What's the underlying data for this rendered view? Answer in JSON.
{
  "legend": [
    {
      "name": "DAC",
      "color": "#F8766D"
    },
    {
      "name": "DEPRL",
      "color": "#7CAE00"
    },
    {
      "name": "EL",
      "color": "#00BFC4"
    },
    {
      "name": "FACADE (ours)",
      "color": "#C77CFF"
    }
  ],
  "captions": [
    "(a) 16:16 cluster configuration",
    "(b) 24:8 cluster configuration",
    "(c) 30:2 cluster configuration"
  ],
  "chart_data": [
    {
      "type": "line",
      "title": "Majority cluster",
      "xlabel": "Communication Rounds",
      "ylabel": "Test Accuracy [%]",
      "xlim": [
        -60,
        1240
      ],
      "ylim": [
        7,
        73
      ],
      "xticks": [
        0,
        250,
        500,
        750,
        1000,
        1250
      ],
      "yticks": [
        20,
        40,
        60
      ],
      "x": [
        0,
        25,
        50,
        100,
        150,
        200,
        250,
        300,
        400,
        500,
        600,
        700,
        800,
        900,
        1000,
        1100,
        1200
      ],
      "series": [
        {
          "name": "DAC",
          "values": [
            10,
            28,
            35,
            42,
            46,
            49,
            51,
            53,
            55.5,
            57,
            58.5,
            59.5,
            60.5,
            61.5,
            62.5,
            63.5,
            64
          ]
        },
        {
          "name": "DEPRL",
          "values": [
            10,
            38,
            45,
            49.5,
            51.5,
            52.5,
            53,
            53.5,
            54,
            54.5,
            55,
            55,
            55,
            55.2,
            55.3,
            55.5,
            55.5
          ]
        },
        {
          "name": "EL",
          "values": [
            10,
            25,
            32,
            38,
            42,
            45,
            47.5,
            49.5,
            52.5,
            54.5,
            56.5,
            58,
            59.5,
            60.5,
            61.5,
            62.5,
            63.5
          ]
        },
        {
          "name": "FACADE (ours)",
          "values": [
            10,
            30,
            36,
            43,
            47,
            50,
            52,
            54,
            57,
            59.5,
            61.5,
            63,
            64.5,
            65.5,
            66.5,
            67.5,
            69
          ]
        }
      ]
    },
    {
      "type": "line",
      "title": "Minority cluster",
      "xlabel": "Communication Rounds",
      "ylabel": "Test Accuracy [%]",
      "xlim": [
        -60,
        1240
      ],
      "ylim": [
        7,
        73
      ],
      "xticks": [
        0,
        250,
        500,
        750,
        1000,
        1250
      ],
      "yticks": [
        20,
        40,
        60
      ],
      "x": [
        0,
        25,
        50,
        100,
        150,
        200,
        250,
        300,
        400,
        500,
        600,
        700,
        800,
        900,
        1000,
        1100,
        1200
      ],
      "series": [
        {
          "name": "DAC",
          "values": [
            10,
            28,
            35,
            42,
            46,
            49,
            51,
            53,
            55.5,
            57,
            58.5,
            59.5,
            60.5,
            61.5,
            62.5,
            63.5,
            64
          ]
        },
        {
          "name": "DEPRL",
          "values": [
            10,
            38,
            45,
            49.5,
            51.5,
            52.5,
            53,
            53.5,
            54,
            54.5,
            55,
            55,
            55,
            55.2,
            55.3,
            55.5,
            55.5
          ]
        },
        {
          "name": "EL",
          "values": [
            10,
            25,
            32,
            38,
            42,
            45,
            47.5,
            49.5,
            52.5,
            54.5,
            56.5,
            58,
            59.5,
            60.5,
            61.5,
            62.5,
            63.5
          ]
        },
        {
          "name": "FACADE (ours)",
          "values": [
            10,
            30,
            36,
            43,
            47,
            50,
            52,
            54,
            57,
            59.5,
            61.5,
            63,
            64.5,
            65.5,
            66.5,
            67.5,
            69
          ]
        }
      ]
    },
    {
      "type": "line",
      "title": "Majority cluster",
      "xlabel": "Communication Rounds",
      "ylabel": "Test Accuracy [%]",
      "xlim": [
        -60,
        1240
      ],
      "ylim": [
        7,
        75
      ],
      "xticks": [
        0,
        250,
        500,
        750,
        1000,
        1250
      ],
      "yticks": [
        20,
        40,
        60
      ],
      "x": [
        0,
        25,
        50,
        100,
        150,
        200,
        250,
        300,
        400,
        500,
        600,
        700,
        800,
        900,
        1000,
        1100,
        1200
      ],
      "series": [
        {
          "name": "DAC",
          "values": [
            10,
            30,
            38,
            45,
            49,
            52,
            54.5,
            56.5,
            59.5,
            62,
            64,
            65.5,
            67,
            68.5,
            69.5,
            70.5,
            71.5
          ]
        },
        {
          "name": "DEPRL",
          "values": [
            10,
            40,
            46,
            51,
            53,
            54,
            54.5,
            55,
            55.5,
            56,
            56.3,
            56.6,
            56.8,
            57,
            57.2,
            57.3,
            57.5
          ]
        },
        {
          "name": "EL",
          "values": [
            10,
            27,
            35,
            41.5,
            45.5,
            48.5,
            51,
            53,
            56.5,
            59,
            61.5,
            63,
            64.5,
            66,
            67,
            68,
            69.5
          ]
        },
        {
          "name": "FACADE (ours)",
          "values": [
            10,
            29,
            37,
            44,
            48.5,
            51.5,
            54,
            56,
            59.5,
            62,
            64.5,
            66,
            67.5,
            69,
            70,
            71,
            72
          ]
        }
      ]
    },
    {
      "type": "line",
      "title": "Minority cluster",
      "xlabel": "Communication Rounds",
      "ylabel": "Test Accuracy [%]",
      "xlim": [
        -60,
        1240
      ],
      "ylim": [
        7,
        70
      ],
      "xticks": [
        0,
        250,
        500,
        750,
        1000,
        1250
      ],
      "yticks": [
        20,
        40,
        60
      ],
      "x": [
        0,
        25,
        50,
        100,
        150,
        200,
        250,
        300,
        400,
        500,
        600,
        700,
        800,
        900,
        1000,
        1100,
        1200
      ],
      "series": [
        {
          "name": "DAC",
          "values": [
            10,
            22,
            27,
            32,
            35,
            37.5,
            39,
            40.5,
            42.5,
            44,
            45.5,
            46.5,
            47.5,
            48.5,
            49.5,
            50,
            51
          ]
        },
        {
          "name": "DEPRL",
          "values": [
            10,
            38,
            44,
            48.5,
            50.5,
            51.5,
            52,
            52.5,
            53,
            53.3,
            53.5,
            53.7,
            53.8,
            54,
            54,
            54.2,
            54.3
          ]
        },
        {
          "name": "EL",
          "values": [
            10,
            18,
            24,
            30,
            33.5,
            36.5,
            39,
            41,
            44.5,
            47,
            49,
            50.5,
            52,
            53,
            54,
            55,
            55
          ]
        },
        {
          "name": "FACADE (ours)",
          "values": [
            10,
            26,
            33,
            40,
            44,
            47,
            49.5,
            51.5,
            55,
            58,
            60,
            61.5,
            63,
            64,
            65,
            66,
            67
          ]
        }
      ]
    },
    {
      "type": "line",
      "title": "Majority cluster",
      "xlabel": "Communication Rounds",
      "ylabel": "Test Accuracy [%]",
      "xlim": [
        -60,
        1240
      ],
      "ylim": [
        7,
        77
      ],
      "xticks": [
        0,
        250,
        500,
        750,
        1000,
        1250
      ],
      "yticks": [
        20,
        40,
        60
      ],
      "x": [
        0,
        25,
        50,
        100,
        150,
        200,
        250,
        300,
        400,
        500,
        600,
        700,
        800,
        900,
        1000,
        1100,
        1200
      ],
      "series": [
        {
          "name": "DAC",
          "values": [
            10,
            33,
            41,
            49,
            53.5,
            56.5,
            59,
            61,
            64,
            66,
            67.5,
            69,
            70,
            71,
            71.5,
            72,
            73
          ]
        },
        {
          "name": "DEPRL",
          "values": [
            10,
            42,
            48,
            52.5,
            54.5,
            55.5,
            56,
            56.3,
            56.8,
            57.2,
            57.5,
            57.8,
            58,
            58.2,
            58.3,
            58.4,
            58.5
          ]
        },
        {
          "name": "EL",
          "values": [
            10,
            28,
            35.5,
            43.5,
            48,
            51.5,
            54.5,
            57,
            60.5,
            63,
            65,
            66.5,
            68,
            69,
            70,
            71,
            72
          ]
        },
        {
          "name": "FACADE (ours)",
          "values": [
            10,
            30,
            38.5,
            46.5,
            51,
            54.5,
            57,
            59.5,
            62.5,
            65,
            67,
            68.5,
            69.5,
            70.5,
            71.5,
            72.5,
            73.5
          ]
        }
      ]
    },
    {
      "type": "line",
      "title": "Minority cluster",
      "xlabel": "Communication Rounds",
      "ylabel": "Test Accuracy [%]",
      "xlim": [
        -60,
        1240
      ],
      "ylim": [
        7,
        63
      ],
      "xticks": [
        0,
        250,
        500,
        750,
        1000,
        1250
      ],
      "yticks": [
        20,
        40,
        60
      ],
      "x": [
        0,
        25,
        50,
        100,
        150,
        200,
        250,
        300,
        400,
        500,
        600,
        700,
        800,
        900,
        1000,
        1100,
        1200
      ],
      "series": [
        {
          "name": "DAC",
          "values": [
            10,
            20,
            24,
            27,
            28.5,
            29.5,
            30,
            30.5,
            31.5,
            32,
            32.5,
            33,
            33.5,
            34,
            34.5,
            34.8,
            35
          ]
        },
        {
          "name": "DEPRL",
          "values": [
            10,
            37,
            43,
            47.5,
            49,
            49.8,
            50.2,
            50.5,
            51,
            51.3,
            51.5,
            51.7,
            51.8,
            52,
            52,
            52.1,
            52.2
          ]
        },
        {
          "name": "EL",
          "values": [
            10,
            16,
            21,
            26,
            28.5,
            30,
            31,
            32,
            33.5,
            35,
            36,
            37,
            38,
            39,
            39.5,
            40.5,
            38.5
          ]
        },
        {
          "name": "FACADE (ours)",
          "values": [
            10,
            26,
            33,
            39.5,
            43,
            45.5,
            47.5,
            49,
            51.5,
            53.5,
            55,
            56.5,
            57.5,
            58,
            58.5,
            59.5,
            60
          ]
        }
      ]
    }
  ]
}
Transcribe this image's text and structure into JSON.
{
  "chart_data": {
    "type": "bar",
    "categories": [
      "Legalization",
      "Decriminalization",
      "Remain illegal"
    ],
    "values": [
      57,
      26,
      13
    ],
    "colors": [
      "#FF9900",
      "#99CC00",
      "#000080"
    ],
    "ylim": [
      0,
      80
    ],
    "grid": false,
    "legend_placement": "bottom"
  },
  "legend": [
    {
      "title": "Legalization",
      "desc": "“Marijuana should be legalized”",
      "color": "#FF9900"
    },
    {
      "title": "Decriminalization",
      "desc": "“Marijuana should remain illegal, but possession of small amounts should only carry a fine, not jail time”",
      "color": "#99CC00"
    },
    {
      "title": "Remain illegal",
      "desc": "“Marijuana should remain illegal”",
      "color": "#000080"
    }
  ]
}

########################################

List the lines of the entries that include "should".

:: EXERCISE OUTPUT ::
      "desc": "“Marijuana should be legalized”",
      "desc": "“Marijuana should remain illegal, but possession of small amounts should only carry a fine, not jail time”",
      "desc": "“Marijuana should remain illegal”",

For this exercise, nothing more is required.